- _TASK BRIEF_: Do not copy the pictures; transcribe all other material exactly.
•••••
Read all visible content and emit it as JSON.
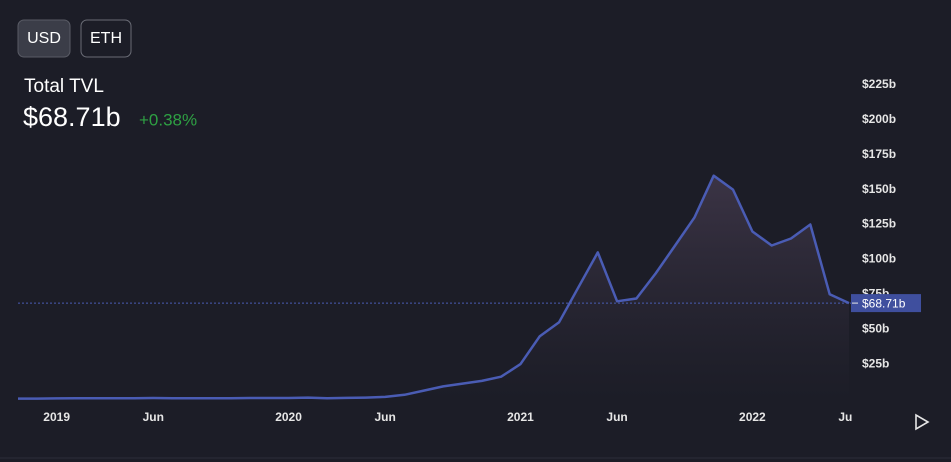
{
  "chart_data": {
    "type": "area",
    "currency_options": [
      "USD",
      "ETH"
    ],
    "title": "Total TVL",
    "headline_value": "$68.71b",
    "change": "+0.38%",
    "color": "#4a5cb4",
    "x": [
      "2018-11",
      "2018-12",
      "2019-01",
      "2019-02",
      "2019-03",
      "2019-04",
      "2019-05",
      "2019-06",
      "2019-07",
      "2019-08",
      "2019-09",
      "2019-10",
      "2019-11",
      "2019-12",
      "2020-01",
      "2020-02",
      "2020-03",
      "2020-04",
      "2020-05",
      "2020-06",
      "2020-07",
      "2020-08",
      "2020-09",
      "2020-10",
      "2020-11",
      "2020-12",
      "2021-01",
      "2021-02",
      "2021-03",
      "2021-04",
      "2021-05",
      "2021-06",
      "2021-07",
      "2021-08",
      "2021-09",
      "2021-10",
      "2021-11",
      "2021-12",
      "2022-01",
      "2022-02",
      "2022-03",
      "2022-04",
      "2022-05",
      "2022-06"
    ],
    "values": [
      0.3,
      0.3,
      0.4,
      0.5,
      0.5,
      0.6,
      0.6,
      0.7,
      0.6,
      0.6,
      0.6,
      0.6,
      0.7,
      0.7,
      0.7,
      1,
      0.6,
      0.8,
      1,
      1.5,
      3,
      6,
      9,
      11,
      13,
      16,
      25,
      45,
      55,
      80,
      105,
      70,
      72,
      90,
      110,
      130,
      160,
      150,
      120,
      110,
      115,
      125,
      75,
      68.71
    ],
    "xlim": [
      "2018-11",
      "2022-06"
    ],
    "xticks": [
      {
        "value": "2019-01",
        "label": "2019"
      },
      {
        "value": "2019-06",
        "label": "Jun"
      },
      {
        "value": "2020-01",
        "label": "2020"
      },
      {
        "value": "2020-06",
        "label": "Jun"
      },
      {
        "value": "2021-01",
        "label": "2021"
      },
      {
        "value": "2021-06",
        "label": "Jun"
      },
      {
        "value": "2022-01",
        "label": "2022"
      },
      {
        "value": "2022-06",
        "label": "Jun"
      }
    ],
    "ylim": [
      0,
      235
    ],
    "yticks": [
      {
        "value": 25,
        "label": "$25b"
      },
      {
        "value": 50,
        "label": "$50b"
      },
      {
        "value": 75,
        "label": "$75b"
      },
      {
        "value": 100,
        "label": "$100b"
      },
      {
        "value": 125,
        "label": "$125b"
      },
      {
        "value": 150,
        "label": "$150b"
      },
      {
        "value": 175,
        "label": "$175b"
      },
      {
        "value": 200,
        "label": "$200b"
      },
      {
        "value": 225,
        "label": "$225b"
      }
    ],
    "current": {
      "value": 68.71,
      "label": "$68.71b"
    }
  }
}
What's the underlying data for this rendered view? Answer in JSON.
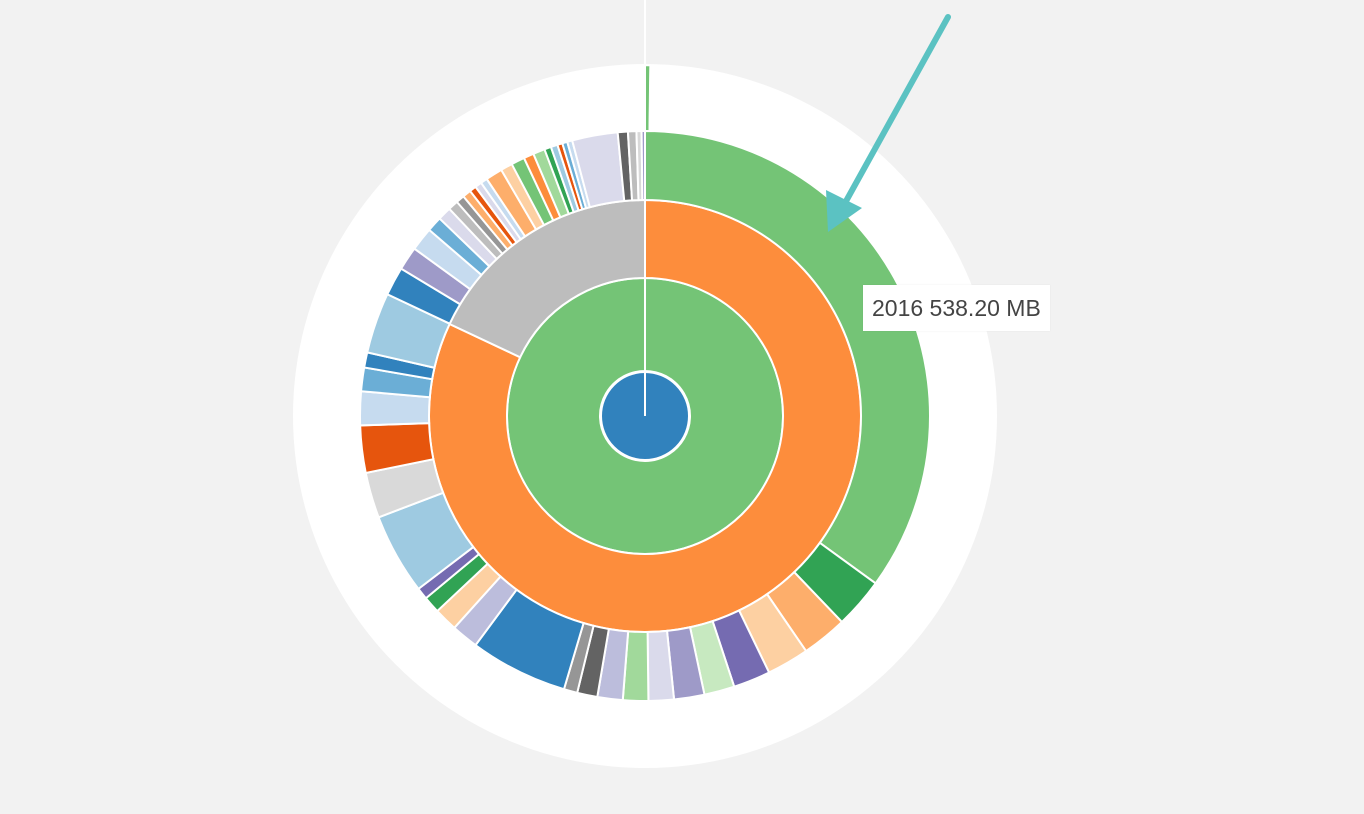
•••••
- _EXPECTED OUTPUT_:
Read all visible content and emit it as JSON.
{
  "chart_data": {
    "type": "area",
    "currency_options": [
      "USD",
      "ETH"
    ],
    "title": "Total TVL",
    "headline_value": "$68.71b",
    "change": "+0.38%",
    "color": "#4a5cb4",
    "x": [
      "2018-11",
      "2018-12",
      "2019-01",
      "2019-02",
      "2019-03",
      "2019-04",
      "2019-05",
      "2019-06",
      "2019-07",
      "2019-08",
      "2019-09",
      "2019-10",
      "2019-11",
      "2019-12",
      "2020-01",
      "2020-02",
      "2020-03",
      "2020-04",
      "2020-05",
      "2020-06",
      "2020-07",
      "2020-08",
      "2020-09",
      "2020-10",
      "2020-11",
      "2020-12",
      "2021-01",
      "2021-02",
      "2021-03",
      "2021-04",
      "2021-05",
      "2021-06",
      "2021-07",
      "2021-08",
      "2021-09",
      "2021-10",
      "2021-11",
      "2021-12",
      "2022-01",
      "2022-02",
      "2022-03",
      "2022-04",
      "2022-05",
      "2022-06"
    ],
    "values": [
      0.3,
      0.3,
      0.4,
      0.5,
      0.5,
      0.6,
      0.6,
      0.7,
      0.6,
      0.6,
      0.6,
      0.6,
      0.7,
      0.7,
      0.7,
      1,
      0.6,
      0.8,
      1,
      1.5,
      3,
      6,
      9,
      11,
      13,
      16,
      25,
      45,
      55,
      80,
      105,
      70,
      72,
      90,
      110,
      130,
      160,
      150,
      120,
      110,
      115,
      125,
      75,
      68.71
    ],
    "xlim": [
      "2018-11",
      "2022-06"
    ],
    "xticks": [
      {
        "value": "2019-01",
        "label": "2019"
      },
      {
        "value": "2019-06",
        "label": "Jun"
      },
      {
        "value": "2020-01",
        "label": "2020"
      },
      {
        "value": "2020-06",
        "label": "Jun"
      },
      {
        "value": "2021-01",
        "label": "2021"
      },
      {
        "value": "2021-06",
        "label": "Jun"
      },
      {
        "value": "2022-01",
        "label": "2022"
      },
      {
        "value": "2022-06",
        "label": "Jun"
      }
    ],
    "ylim": [
      0,
      235
    ],
    "yticks": [
      {
        "value": 25,
        "label": "$25b"
      },
      {
        "value": 50,
        "label": "$50b"
      },
      {
        "value": 75,
        "label": "$75b"
      },
      {
        "value": 100,
        "label": "$100b"
      },
      {
        "value": 125,
        "label": "$125b"
      },
      {
        "value": 150,
        "label": "$150b"
      },
      {
        "value": 175,
        "label": "$175b"
      },
      {
        "value": 200,
        "label": "$200b"
      },
      {
        "value": 225,
        "label": "$225b"
      }
    ],
    "current": {
      "value": 68.71,
      "label": "$68.71b"
    }
  }
}
What's the underlying data for this rendered view? Answer in JSON.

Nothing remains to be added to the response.